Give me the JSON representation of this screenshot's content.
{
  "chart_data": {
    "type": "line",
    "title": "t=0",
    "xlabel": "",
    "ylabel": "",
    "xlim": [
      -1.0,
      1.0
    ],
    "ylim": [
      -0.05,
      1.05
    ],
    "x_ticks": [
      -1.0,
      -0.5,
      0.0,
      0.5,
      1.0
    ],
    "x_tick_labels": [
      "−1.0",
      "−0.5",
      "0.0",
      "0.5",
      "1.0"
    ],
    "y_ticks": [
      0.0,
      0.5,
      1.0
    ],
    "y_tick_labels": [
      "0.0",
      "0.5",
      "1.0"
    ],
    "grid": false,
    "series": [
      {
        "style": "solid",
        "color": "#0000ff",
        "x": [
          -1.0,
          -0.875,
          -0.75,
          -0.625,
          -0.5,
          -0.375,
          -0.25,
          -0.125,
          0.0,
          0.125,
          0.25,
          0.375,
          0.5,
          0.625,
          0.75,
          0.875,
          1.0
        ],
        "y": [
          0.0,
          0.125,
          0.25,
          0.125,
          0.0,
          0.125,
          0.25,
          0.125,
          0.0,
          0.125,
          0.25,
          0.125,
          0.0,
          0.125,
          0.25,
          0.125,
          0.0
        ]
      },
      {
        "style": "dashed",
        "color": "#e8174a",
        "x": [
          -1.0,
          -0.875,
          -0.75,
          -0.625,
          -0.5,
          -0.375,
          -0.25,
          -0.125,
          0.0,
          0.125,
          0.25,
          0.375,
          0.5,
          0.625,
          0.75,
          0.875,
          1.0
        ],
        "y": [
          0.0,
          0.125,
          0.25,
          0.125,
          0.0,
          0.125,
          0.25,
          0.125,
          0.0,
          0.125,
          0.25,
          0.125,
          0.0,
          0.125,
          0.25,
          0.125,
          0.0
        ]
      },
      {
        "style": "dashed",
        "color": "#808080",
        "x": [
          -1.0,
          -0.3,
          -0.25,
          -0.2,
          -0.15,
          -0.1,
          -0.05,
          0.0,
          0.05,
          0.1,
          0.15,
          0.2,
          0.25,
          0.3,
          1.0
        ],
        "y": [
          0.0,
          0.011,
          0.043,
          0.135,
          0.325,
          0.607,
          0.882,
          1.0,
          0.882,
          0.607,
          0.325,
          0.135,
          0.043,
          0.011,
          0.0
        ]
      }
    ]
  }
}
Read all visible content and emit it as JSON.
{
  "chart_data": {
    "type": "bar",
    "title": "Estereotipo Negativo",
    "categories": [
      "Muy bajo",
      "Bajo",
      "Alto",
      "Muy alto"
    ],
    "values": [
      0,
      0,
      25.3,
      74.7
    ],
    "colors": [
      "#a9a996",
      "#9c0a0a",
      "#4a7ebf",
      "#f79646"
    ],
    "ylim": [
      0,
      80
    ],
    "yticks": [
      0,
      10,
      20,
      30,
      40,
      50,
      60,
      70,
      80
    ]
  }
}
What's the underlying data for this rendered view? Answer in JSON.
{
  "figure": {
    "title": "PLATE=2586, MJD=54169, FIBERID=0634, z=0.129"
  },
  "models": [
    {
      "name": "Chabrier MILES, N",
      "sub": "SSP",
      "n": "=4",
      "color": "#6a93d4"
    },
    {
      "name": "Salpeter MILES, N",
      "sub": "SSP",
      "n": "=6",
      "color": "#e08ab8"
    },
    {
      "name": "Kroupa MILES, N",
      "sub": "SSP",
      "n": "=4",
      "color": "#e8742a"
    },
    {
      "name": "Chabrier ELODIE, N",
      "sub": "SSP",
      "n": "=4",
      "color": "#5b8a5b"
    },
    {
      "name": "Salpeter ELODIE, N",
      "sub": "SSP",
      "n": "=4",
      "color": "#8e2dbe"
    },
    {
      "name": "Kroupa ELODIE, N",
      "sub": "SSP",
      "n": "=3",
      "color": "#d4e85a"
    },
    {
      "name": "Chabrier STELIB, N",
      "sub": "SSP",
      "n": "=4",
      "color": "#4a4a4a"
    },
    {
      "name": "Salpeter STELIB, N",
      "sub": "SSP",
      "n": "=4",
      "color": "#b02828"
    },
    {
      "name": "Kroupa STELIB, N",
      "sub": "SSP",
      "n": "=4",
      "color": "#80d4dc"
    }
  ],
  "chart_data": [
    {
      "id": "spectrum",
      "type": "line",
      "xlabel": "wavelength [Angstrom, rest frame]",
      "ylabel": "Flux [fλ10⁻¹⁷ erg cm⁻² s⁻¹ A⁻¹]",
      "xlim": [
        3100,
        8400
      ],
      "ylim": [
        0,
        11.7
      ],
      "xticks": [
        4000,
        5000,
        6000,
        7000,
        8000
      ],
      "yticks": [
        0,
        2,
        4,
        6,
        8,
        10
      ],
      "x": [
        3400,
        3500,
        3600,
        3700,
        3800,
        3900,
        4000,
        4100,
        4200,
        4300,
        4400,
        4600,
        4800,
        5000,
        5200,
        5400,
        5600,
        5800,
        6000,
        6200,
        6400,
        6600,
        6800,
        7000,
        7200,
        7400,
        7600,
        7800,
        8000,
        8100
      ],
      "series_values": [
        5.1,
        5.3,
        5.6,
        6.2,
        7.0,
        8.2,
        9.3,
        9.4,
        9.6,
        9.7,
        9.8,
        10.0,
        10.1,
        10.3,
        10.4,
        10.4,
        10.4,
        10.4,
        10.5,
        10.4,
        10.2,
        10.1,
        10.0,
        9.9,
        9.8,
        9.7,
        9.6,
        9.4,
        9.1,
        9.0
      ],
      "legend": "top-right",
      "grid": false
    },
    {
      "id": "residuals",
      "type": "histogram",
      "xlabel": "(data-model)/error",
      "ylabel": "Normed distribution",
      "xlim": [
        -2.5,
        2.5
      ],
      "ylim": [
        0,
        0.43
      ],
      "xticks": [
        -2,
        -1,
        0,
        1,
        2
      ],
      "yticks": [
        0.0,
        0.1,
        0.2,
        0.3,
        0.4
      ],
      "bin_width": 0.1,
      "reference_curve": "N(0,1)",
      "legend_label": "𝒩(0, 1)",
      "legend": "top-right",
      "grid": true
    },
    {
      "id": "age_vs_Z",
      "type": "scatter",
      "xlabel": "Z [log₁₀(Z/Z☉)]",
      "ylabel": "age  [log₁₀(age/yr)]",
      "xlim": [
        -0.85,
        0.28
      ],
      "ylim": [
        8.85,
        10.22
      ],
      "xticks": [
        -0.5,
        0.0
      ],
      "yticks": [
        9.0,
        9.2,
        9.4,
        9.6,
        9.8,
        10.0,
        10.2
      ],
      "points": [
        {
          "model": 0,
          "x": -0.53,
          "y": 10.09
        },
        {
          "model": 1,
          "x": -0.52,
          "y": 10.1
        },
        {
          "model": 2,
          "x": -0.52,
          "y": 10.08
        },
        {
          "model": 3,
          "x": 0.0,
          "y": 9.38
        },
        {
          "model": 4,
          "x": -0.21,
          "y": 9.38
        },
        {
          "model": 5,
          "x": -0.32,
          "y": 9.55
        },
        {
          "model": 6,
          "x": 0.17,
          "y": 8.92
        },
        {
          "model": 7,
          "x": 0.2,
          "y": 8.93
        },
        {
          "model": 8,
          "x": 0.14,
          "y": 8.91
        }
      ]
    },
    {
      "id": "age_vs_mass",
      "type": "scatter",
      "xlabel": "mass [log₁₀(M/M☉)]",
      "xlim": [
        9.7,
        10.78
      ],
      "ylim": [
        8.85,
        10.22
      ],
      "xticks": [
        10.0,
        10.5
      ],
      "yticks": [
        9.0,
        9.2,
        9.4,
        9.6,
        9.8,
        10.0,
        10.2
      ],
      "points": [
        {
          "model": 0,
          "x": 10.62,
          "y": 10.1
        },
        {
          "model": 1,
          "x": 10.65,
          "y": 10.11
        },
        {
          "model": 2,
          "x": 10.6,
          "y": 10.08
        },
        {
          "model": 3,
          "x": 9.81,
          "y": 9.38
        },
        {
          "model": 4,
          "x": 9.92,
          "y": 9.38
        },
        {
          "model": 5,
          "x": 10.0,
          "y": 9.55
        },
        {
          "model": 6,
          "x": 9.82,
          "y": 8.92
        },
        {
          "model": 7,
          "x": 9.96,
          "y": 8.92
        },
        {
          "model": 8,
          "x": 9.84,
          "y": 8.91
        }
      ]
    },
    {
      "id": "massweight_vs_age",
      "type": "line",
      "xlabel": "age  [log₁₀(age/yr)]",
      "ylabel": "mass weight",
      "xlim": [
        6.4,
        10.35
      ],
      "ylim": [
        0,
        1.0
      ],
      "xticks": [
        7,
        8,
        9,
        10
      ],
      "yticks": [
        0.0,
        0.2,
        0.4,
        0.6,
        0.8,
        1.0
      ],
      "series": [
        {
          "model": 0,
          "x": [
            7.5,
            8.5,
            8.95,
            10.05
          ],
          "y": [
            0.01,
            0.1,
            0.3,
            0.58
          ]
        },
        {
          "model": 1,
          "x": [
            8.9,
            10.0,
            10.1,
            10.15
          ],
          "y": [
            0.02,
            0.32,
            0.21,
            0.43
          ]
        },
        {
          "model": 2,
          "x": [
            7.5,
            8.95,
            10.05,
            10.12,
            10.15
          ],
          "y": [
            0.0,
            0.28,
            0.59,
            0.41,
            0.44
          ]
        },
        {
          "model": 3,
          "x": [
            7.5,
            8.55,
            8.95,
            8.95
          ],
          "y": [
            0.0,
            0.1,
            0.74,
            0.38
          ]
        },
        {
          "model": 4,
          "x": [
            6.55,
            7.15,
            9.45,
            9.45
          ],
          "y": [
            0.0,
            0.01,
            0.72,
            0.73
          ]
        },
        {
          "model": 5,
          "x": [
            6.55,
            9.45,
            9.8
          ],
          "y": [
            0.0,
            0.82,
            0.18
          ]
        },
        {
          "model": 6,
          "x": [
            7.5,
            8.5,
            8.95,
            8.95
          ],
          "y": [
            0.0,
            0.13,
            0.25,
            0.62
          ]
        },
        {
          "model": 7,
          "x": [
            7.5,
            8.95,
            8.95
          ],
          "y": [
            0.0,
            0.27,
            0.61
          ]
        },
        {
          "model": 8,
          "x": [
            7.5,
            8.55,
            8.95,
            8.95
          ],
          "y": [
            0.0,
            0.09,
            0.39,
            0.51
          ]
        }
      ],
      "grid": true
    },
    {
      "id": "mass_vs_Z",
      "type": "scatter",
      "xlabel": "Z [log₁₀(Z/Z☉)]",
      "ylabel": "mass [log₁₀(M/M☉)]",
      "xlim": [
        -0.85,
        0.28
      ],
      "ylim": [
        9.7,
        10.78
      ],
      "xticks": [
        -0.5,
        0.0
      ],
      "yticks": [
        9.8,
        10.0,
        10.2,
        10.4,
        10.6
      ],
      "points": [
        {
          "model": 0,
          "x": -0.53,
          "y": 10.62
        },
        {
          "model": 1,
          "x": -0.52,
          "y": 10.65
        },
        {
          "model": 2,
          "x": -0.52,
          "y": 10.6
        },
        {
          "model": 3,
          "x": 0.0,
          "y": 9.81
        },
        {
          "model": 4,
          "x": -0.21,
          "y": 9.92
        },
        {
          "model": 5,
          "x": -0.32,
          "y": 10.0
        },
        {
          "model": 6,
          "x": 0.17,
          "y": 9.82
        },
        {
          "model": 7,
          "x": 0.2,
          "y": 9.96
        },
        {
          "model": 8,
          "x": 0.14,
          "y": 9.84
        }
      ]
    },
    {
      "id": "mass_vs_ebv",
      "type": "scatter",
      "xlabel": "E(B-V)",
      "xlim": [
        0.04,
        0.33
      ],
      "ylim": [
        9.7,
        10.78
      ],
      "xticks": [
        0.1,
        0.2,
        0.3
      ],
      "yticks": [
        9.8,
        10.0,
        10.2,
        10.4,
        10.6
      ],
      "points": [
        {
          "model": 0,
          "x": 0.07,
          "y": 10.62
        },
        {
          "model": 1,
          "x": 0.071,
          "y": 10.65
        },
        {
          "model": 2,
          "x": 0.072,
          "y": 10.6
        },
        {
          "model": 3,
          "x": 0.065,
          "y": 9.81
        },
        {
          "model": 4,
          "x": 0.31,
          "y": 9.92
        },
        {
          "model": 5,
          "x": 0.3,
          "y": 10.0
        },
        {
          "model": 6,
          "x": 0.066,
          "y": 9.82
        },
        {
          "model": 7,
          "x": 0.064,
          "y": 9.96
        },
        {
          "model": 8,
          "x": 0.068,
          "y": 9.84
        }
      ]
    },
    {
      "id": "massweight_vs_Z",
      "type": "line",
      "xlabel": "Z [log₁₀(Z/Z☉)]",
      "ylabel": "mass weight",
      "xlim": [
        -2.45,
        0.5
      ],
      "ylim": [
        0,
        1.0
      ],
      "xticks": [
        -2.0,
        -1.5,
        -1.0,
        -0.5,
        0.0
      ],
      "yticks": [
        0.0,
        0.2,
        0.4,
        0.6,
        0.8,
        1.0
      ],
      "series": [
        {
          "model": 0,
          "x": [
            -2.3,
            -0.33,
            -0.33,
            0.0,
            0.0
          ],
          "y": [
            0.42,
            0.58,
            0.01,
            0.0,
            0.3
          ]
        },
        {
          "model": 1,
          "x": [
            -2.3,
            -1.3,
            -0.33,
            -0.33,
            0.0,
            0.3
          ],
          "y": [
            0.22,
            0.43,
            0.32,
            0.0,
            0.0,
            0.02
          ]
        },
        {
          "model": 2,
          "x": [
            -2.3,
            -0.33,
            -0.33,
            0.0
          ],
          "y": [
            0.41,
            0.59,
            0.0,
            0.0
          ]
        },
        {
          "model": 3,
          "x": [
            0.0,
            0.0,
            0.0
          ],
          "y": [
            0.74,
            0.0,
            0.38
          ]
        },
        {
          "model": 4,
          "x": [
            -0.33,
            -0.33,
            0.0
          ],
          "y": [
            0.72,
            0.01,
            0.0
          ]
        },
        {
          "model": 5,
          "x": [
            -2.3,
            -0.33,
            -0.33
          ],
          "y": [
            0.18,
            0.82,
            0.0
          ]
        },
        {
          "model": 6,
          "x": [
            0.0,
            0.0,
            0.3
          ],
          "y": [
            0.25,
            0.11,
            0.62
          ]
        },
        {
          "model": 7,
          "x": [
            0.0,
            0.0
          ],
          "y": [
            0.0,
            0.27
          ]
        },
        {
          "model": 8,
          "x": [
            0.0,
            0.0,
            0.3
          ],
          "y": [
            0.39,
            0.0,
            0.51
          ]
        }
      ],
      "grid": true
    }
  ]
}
· · · ·
> **Aim**:
Go through the records above, find every line with the word "log₁₀", and list those lines.

> **Task solution**:
      "xlabel": "Z [log₁₀(Z/Z☉)]",
      "ylabel": "age  [log₁₀(age/yr)]",
      "xlabel": "mass [log₁₀(M/M☉)]",
      "xlabel": "age  [log₁₀(age/yr)]",
      "xlabel": "Z [log₁₀(Z/Z☉)]",
      "ylabel": "mass [log₁₀(M/M☉)]",
      "xlabel": "Z [log₁₀(Z/Z☉)]",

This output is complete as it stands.